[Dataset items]
— Begin —
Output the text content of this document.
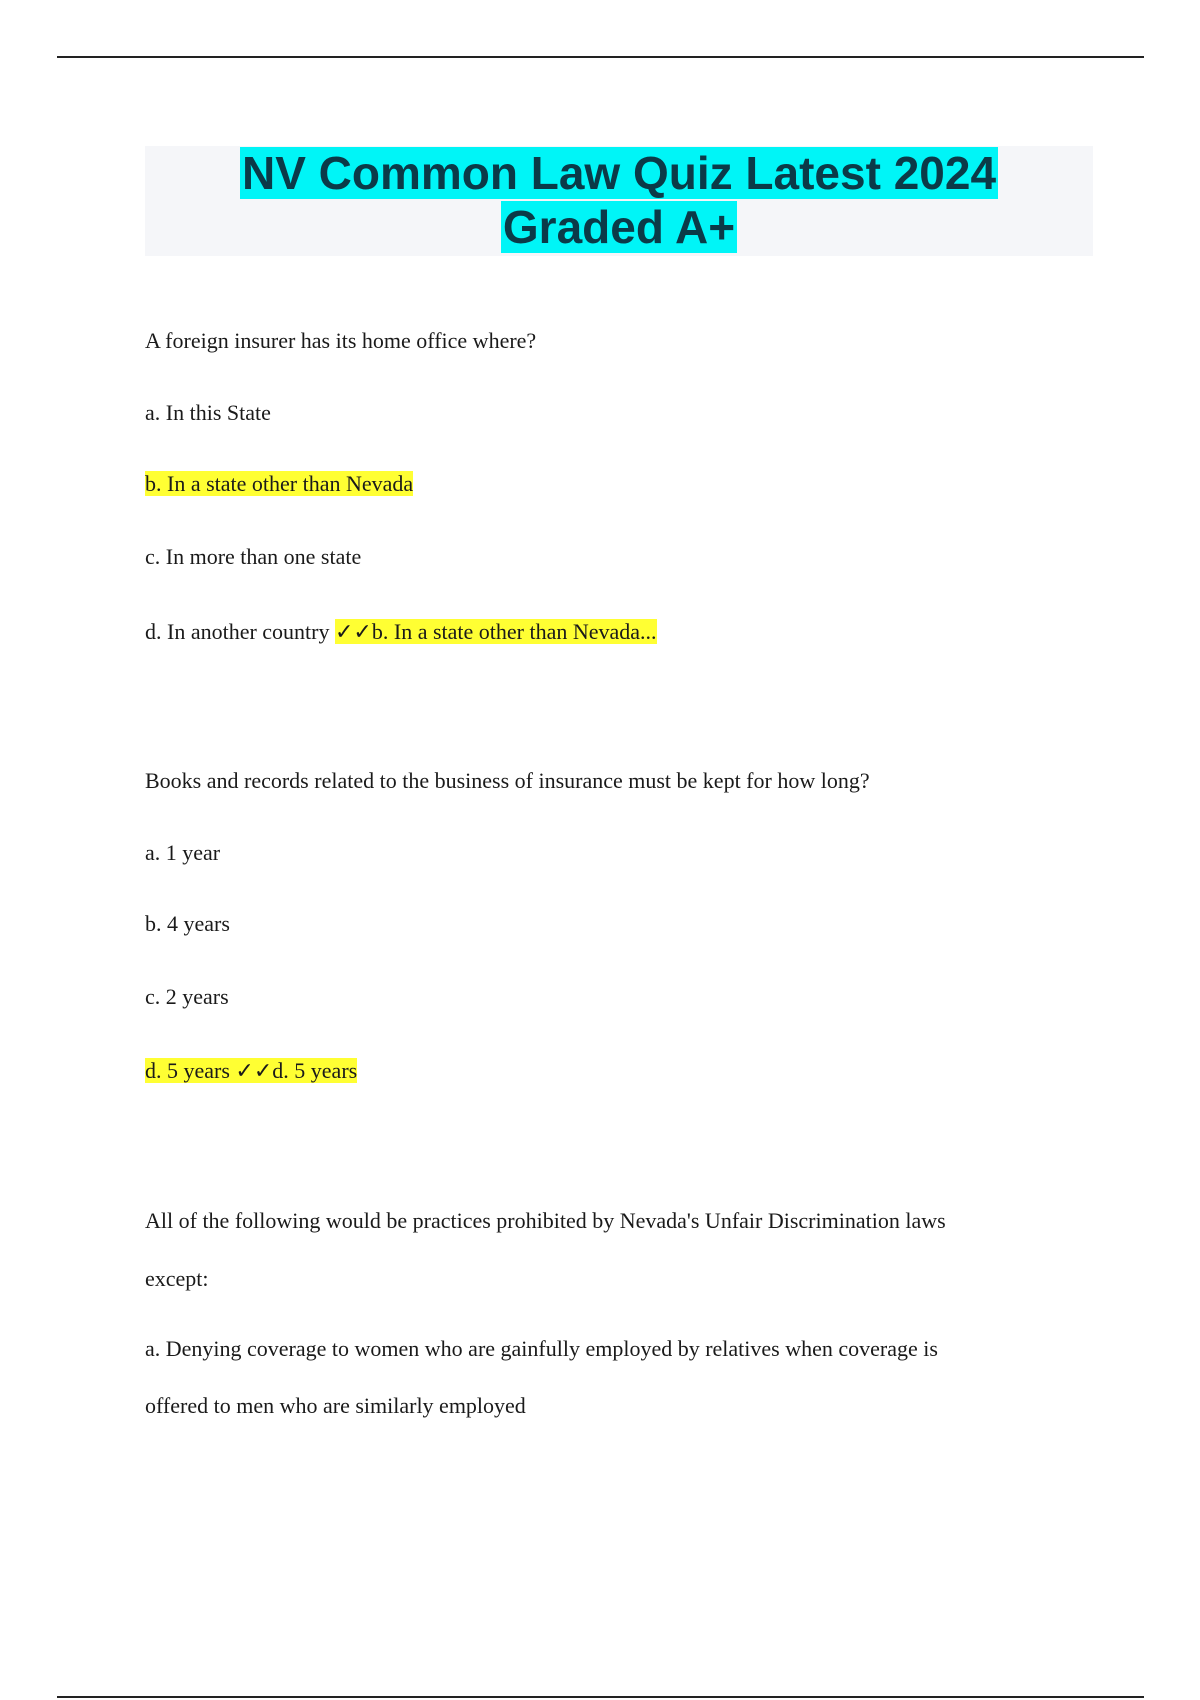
NV Common Law Quiz Latest 2024
Graded A+
A foreign insurer has its home office where?
a. In this State
b. In a state other than Nevada
c. In more than one state
d. In another country ✓✓b. In a state other than Nevada...
Books and records related to the business of insurance must be kept for how long?
a. 1 year
b. 4 years
c. 2 years
d. 5 years ✓✓d. 5 years
All of the following would be practices prohibited by Nevada's Unfair Discrimination laws
except:
a. Denying coverage to women who are gainfully employed by relatives when coverage is
offered to men who are similarly employed
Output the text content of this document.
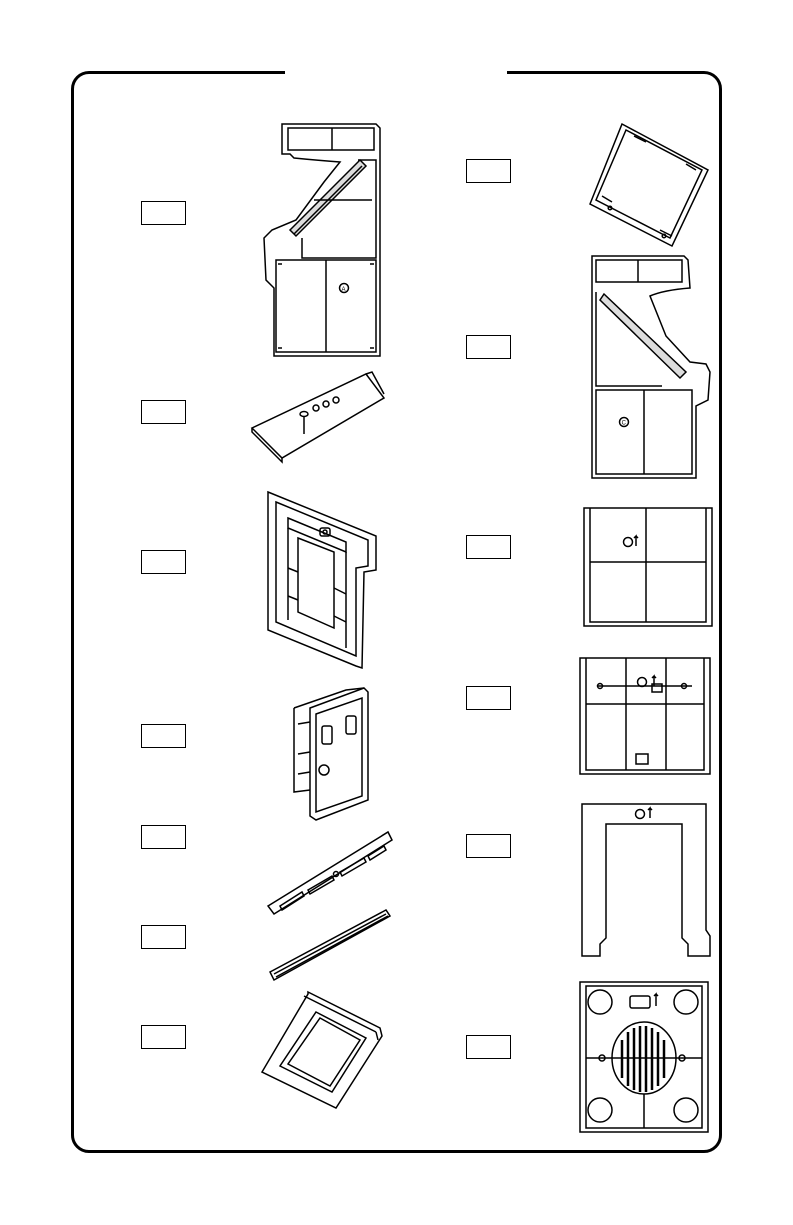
A
C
— End —
Aim: Reproduce the whole listing above word for word, but not its pictures.

Reply to the task:
Output the text content of this document.
NV Common Law Quiz Latest 2024
Graded A+
A foreign insurer has its home office where?
a. In this State
b. In a state other than Nevada
c. In more than one state
d. In another country ✓✓b. In a state other than Nevada...
Books and records related to the business of insurance must be kept for how long?
a. 1 year
b. 4 years
c. 2 years
d. 5 years ✓✓d. 5 years
All of the following would be practices prohibited by Nevada's Unfair Discrimination laws
except:
a. Denying coverage to women who are gainfully employed by relatives when coverage is
offered to men who are similarly employed
Output the text content of this document.
A
C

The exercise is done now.